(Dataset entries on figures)
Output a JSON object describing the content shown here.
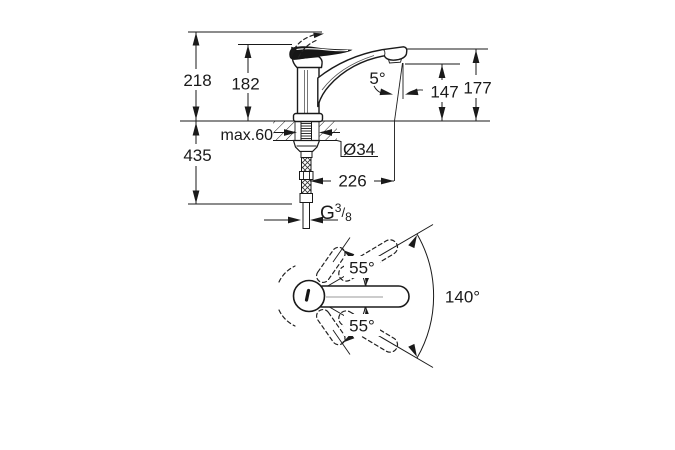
{
  "drawing": {
    "side_view": {
      "labels": {
        "total_height": "218",
        "handle_height": "182",
        "mounting_max": "max.60",
        "hole_diameter": "Ø34",
        "below_counter": "435",
        "projection": "226",
        "stream_angle": "5°",
        "outlet_height": "147",
        "spout_height": "177",
        "thread_g": "G",
        "thread_numerator": "3",
        "thread_slash": "/",
        "thread_denominator": "8"
      }
    },
    "top_view": {
      "labels": {
        "lever_angle_up": "55°",
        "lever_angle_down": "55°",
        "swivel_range": "140°"
      }
    },
    "colors": {
      "line": "#1a1a1a",
      "background": "#ffffff"
    }
  }
}
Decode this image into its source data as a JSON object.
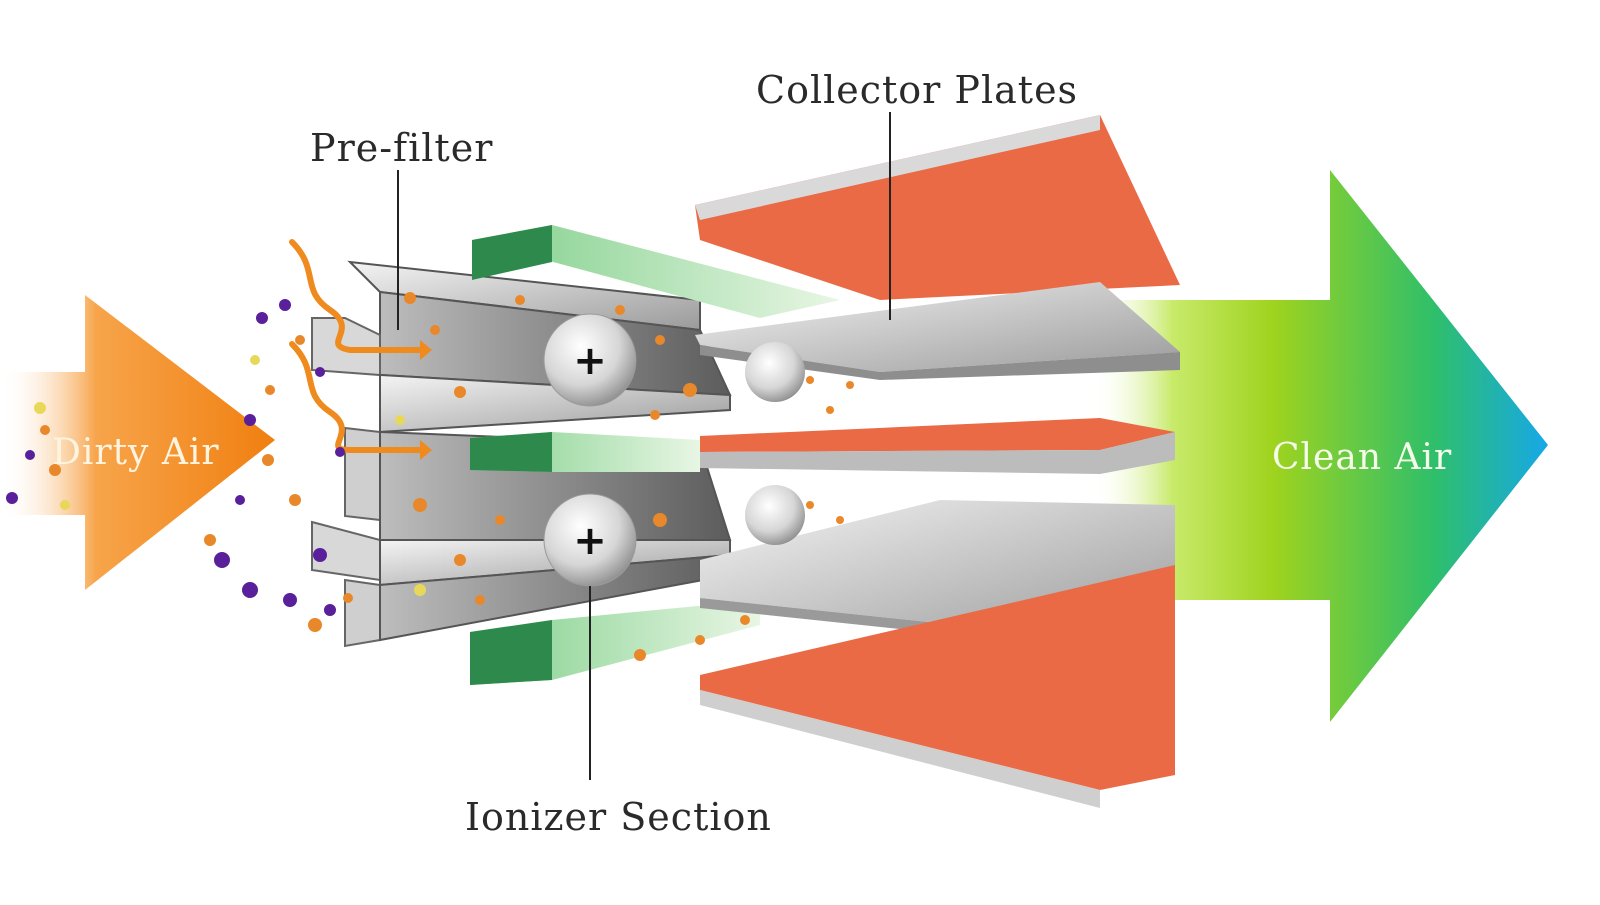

* Written task *
Your task is to set down the records shown above exactly, minus any pictures.

* Solution to this task *
Output a JSON object describing the content shown here.
{
  "drawing": {
    "side_view": {
      "labels": {
        "total_height": "218",
        "handle_height": "182",
        "mounting_max": "max.60",
        "hole_diameter": "Ø34",
        "below_counter": "435",
        "projection": "226",
        "stream_angle": "5°",
        "outlet_height": "147",
        "spout_height": "177",
        "thread_g": "G",
        "thread_numerator": "3",
        "thread_slash": "/",
        "thread_denominator": "8"
      }
    },
    "top_view": {
      "labels": {
        "lever_angle_up": "55°",
        "lever_angle_down": "55°",
        "swivel_range": "140°"
      }
    },
    "colors": {
      "line": "#1a1a1a",
      "background": "#ffffff"
    }
  }
}
Decode this image into its source data as a JSON object.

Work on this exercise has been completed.